WHAT YOU ARE ASKED TO DO:
Only lines with the string "Abril" matter here; gather them from the material below.

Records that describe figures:
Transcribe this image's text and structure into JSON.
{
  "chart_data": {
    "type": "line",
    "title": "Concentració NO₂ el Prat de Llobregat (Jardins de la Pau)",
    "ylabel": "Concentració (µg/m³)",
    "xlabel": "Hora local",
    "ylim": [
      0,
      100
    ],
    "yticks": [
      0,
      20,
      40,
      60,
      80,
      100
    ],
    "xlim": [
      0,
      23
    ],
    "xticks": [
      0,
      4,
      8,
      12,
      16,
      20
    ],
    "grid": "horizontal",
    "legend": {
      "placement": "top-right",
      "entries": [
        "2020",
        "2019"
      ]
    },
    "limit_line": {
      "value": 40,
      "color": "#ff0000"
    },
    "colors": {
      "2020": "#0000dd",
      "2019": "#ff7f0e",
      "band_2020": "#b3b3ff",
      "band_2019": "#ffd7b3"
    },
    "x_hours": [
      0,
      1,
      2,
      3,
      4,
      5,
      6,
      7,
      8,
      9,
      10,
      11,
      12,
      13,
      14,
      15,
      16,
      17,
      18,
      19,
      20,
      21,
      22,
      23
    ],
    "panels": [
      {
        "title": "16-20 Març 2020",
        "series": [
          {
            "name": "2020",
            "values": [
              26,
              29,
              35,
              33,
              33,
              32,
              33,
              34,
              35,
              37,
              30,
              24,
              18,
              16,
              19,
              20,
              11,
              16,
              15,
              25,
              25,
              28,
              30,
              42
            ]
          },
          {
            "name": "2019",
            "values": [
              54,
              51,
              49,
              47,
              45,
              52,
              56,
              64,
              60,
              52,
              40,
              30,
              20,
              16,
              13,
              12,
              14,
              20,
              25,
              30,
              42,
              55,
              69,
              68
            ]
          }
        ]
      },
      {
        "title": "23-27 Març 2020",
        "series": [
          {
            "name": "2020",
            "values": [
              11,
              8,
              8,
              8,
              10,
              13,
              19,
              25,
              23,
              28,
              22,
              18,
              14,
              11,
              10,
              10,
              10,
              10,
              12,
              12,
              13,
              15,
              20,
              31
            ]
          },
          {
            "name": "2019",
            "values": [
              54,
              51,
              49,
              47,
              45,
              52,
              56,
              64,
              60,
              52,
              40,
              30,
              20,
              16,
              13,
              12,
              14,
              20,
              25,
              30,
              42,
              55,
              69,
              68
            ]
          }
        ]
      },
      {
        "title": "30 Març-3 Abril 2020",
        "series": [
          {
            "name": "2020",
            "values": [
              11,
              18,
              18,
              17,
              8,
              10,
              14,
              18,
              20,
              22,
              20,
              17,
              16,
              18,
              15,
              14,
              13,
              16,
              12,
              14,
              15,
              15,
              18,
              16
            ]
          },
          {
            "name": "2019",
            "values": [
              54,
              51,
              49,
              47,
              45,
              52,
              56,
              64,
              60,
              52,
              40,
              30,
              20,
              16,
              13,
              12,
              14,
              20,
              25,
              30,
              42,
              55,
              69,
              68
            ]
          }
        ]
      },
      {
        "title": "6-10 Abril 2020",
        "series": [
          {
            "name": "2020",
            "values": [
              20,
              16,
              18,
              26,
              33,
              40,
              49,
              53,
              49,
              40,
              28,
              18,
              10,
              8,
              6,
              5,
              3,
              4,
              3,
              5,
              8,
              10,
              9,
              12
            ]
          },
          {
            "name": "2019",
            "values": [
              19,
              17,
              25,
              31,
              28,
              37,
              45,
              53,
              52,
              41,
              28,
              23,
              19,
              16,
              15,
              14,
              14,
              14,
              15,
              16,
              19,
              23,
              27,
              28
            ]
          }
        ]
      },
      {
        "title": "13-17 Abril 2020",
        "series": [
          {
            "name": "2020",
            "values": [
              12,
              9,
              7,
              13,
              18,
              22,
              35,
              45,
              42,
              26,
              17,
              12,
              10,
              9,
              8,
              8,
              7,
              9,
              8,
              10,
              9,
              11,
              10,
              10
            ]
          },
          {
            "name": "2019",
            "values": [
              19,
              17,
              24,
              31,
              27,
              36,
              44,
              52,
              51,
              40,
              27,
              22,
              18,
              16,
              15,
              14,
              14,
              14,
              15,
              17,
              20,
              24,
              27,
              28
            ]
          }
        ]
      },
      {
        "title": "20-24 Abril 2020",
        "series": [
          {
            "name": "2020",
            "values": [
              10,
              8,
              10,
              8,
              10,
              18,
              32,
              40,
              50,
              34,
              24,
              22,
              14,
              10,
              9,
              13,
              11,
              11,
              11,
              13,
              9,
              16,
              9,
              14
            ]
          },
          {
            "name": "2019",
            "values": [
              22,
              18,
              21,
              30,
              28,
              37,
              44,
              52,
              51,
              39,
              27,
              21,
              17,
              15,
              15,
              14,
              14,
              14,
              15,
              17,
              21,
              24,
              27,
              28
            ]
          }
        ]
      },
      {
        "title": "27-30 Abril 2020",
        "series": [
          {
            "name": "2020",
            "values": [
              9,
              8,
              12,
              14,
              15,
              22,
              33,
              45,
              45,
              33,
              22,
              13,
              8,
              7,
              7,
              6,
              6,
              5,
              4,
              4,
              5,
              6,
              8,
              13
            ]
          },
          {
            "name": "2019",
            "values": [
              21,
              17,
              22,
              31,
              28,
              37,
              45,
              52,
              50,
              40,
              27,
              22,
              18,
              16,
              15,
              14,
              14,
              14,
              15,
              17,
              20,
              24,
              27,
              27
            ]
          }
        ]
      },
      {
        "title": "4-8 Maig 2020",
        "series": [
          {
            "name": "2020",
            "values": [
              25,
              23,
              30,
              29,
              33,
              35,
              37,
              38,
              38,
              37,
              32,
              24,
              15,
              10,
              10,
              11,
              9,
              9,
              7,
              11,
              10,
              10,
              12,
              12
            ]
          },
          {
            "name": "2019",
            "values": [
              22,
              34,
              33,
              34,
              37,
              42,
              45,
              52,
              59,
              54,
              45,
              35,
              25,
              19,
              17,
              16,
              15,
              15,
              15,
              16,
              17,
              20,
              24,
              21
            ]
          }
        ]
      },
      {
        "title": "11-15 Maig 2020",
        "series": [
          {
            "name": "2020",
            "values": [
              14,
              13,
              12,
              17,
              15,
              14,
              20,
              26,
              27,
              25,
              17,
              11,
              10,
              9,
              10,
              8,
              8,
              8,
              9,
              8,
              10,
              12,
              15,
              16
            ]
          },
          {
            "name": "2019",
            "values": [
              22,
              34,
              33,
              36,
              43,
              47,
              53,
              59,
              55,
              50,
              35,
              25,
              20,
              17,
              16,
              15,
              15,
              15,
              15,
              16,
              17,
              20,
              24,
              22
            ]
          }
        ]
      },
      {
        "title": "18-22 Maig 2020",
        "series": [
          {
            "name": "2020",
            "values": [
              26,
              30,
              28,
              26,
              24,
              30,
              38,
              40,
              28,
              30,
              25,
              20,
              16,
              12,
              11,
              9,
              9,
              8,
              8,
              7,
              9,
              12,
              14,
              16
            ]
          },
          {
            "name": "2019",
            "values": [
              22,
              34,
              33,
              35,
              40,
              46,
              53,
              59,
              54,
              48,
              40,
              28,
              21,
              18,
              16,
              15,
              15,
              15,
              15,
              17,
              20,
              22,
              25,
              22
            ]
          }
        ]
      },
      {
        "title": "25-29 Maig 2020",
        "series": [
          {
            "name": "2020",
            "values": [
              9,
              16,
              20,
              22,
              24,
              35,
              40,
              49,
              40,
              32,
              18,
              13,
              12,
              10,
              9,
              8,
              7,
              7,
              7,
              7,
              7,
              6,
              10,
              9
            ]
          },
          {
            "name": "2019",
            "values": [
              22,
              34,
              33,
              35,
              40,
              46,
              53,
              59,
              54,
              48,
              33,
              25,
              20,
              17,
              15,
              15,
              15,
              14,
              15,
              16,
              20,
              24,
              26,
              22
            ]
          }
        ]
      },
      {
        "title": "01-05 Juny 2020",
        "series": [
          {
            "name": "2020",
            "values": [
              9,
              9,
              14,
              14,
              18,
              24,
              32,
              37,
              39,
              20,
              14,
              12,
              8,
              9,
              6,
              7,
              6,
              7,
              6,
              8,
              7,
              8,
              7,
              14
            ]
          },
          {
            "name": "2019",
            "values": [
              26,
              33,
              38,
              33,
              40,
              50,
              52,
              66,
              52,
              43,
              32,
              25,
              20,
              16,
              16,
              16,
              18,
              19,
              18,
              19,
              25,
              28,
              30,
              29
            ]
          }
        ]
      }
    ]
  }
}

EXERCISE SOLUTION:
        "title": "30 Març-3 Abril 2020",
        "title": "6-10 Abril 2020",
        "title": "13-17 Abril 2020",
        "title": "20-24 Abril 2020",
        "title": "27-30 Abril 2020",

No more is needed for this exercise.